Estratto =
════════
Assorto nel meriggio

un pallore d’azzurro tra le nuvole

galleggia all’inquietudine

umbratile di un fremito impalpabile.

 

Rimane tra le palpebre

il mormorio delle cicale tremule.

Chiara laggiù nell’anima

ha innanzi l’occhio incredulo un’immagine.

 

In quel sorriso labile

abita una vertigine ineffabile.

Rapida all’aria tenue

ancora fugge, ennesimo incantesimo.

 

 

Alla fine di luglio qualsiasi cosa è possibile, soprattutto quando s’affaccia il tempo della vacatio, che non è semplicemente la vacanza vagheggiata a scuola dagli studenti, e forse – azzardo io – anche più dai docenti, ma soprattutto il tempo libero da dedicare a se stessi e alla propria crescita intellettuale, morale e spirituale. Ecco perché, «dentro il meridïano ozio dell’aie» (G. Pascoli, Romagna, 16) o quando «posa il meriggio sulla prateria» (G. Pascoli, Dall’argine, 1), tanto per citare un autore a me carissimo, la riflessione su se stessi diviene pressoché obbligatoria se non scontata. Dal più alto dei cieli al più profondo del cuore, come in uno specchio, ci si smarrisce e ci si ritrova in un abbraccio inscindibile. Anche i suoni si fanno echi di un mondo fuori del tempo, in un mare affogato di cicale.
════════
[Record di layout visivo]
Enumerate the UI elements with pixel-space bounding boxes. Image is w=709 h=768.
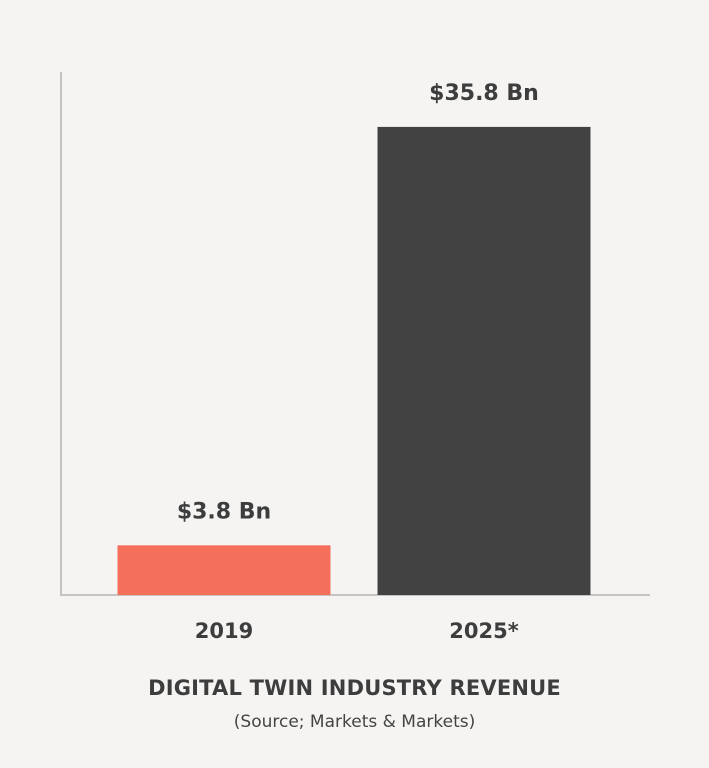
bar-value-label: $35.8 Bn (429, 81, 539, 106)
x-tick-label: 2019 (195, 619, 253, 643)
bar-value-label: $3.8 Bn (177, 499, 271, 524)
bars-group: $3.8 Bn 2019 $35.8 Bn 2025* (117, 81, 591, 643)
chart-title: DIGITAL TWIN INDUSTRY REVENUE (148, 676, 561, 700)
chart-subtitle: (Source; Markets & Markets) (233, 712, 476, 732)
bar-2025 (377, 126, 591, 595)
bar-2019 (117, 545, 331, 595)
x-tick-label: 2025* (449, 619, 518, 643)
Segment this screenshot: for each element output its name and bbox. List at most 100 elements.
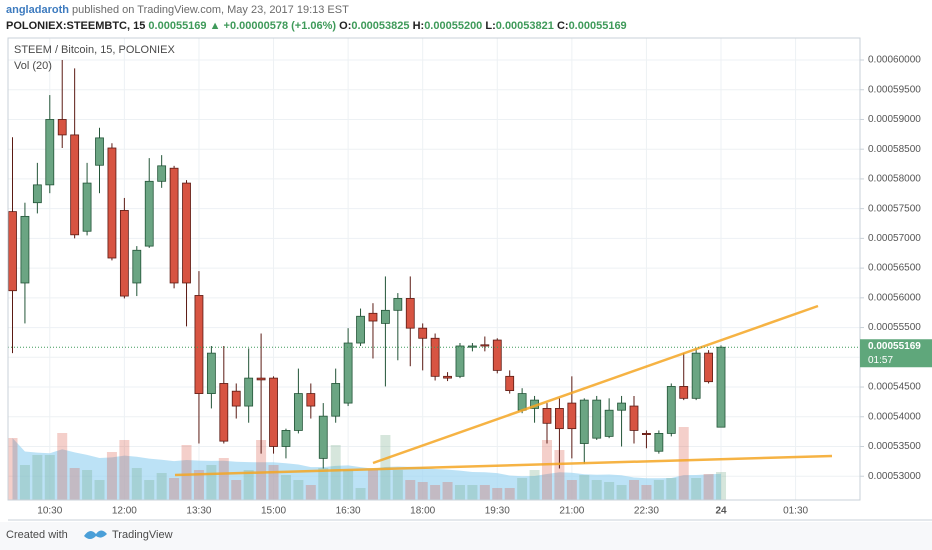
════════
Da fare =
**A)** Disponi come CSV a due colonne, "istruzione" e "risultato", le voci nel tratto che va dall'inizio fino alla riga che contiene "chart-subtitle: (Source; Markets", entrambe comprese. Metti una riga per ogni istruzione, con il testo e il risultato ciascuno in un solo campo tra virgolette, sostituisci gli a capo con spazi e lascia fuori le immagini.
**B)** Prosegui il brano sul meriggio d'estate a partire dalla sua ultima frase.
Il brano sul meriggio d'estate e le voci provengono da fonti diverse.

Risultati =
**A)**
istruzione,risultato
"Enumerate the UI elements with pixel-space bounding boxes. Image is w=709 h=768.","bar-value-label: $35.8 Bn (429, 81, 539, 106) x-tick-label: 2019 (195, 619, 253, 643) bar-value-label: $3.8 Bn (177, 499, 271, 524) bars-group: $3.8 Bn 2019 $35.8 Bn 2025* (117, 81, 591, 643) chart-title: DIGITAL TWIN INDUSTRY REVENUE (148, 676, 561, 700) chart-subtitle: (Source; Markets & Markets) (233, 712, 476, 732)"

**B)**
Alla fine di luglio tutti i miti si riaffacciano in un rigurgito di sfrenata inerzia a mostrare la loro eterna vitalità, Narciso ed Eco, Orfeo ed Euridice, le cicale e il mare. Tutto veramente si fa possibile, se non reale, nella sonnolenza estatica dell’ora che posa oziosa e si perde lontano, come un ricordo affiorato e subito svanito, come una voce che a poco a poco se ne va per un sentiero ignoto, come una musica appena percepita chissà da dove, chissà da chi. Riaffiorano alla mente i deliri della «gna Pina», errabondi per le campagne riarse di Sicilia, «quando il sole batteva a piombo» (cfr. G. verga. La lupa).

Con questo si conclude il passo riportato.